Neurobehavioral Effects of Partial Sleep Deprivation

Start date: December 2009
Phase: N/A
Study type: Interventional

This project continues an innovative line of research on how to optimally use sleep as an intervention to promote cognitive recovery from, and resistance to, the neurobehavioral risks posed by chronic partial sleep deprivation. Chronic insufficient sleep is estimated to affect at least 20% of adults. It can result from medical conditions and sleep disorders, as well as work demands, and social or domestic responsibilities. It is associated with significant clinical morbidity, and directly causes errors and accidents that are due to its adverse neurobehavioral effects on alertness, mood, and cognitive functions. In seminal experiments conducted under this grant, we showed that the neurobehavioral effects of chronic sleep restriction accumulate to severe levels in a few days, without the full awareness of the affected individuals, and that recovery from chronic sleep restriction requires more sleep than previously assumed. We also discovered that recovery from chronic sleep was illusory, because it masked a heightened neurobehavioral vulnerability to even a single post-recovery night of sleep restriction. The implications of these findings are that apparent recovery from chronic sleep restriction masks a more severe cognitive response to subsequent sleep restriction suggesting that there are longer time constants in the brain for neurobehavioral recovery from chronic sleep restriction. In light of this finding, we now seek to determine whether additional nights of extended recovery sleep will reduce the heightened vulnerability induced by prior exposure to sleep restriction. A total of 87 healthy adults (ages 21-50) will be studied in the laboratory during a 17-night (N=63) and a 19-night (N=24) protocol evaluating cognitive, psychological and physiological responses to varying recovery days between two sleep-restriction periods. The results will establish the number of nights of recovery sleep needed to prevent accelerated deterioration during a subsequent period of sleep restriction. The findings will advance theoretical understanding of sleep homeostasis and its relationship to cognitive functions, as well as inform theories of sleep need, and have substantial implications for sleep biology, for the treatment of clinical disorders that regularly disrupt sleep, and for managing lifestyle factors that frequently restrict sleep.

> **REQUIREMENT**
Please state how many healthy adults the sleep deprivation study above plans to study in the laboratory.

> **GIVEN DATA**
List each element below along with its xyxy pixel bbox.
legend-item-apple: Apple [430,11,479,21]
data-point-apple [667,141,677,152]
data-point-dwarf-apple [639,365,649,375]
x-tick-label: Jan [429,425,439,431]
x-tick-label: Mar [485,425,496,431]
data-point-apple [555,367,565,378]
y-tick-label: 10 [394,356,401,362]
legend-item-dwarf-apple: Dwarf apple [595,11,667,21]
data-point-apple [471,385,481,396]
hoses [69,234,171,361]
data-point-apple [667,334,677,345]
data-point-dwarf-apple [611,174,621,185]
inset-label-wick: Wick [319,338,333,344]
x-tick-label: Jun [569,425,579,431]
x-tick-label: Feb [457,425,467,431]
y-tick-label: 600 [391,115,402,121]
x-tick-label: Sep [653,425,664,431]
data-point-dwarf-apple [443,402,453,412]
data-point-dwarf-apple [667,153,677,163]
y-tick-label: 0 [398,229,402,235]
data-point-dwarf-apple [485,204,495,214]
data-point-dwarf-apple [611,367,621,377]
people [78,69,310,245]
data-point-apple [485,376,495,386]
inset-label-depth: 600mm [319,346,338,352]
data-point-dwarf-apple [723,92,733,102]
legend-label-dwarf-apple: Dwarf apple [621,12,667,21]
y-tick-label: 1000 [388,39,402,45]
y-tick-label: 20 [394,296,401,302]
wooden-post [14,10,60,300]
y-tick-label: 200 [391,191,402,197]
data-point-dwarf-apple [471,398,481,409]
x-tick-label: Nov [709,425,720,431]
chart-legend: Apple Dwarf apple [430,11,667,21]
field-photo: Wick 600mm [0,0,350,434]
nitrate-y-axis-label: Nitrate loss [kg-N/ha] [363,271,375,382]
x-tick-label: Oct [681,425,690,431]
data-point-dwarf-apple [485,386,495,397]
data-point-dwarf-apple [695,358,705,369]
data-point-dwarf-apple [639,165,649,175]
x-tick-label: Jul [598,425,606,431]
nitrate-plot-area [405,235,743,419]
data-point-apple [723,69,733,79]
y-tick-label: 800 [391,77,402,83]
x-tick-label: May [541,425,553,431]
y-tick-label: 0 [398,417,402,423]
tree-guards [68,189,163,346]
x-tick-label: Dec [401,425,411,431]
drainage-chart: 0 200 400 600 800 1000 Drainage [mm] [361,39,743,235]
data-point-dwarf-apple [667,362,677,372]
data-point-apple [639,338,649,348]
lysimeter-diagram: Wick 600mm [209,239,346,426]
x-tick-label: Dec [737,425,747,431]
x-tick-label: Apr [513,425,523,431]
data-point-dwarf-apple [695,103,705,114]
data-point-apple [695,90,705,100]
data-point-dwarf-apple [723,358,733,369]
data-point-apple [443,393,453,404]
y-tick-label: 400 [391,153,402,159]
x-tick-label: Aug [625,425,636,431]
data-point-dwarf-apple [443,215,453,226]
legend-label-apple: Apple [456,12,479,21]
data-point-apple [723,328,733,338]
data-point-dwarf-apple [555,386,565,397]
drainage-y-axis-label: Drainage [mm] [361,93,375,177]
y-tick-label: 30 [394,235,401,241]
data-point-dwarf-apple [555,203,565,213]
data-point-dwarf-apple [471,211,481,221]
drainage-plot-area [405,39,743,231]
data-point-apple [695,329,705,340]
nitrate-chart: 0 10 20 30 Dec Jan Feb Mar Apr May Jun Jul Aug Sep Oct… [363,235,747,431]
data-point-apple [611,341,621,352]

> **SOLUTION TO THIS EXERCISE**
87 healthy adults, ages 21 to 50.